## start Dataset records

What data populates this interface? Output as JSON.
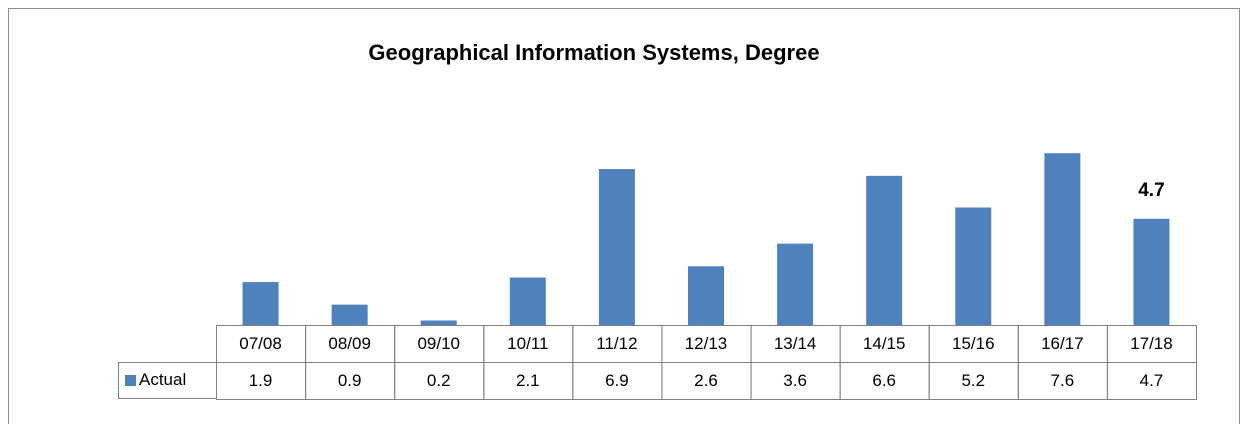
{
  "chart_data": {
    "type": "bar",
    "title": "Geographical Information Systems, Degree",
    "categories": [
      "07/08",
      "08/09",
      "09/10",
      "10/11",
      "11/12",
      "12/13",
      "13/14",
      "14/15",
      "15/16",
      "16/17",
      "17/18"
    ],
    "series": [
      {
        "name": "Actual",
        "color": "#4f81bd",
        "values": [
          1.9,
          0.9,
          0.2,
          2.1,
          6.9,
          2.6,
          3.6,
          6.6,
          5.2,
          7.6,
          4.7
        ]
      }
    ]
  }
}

## end Dataset records

Aim — Quote the records in full and exactly; skip any image.

Result for this task —
What data populates this interface? Output as JSON.
{
  "chart_data": {
    "type": "bar",
    "title": "Geographical Information Systems, Degree",
    "categories": [
      "07/08",
      "08/09",
      "09/10",
      "10/11",
      "11/12",
      "12/13",
      "13/14",
      "14/15",
      "15/16",
      "16/17",
      "17/18"
    ],
    "series": [
      {
        "name": "Actual",
        "color": "#4f81bd",
        "values": [
          1.9,
          0.9,
          0.2,
          2.1,
          6.9,
          2.6,
          3.6,
          6.6,
          5.2,
          7.6,
          4.7
        ]
      }
    ]
  }
}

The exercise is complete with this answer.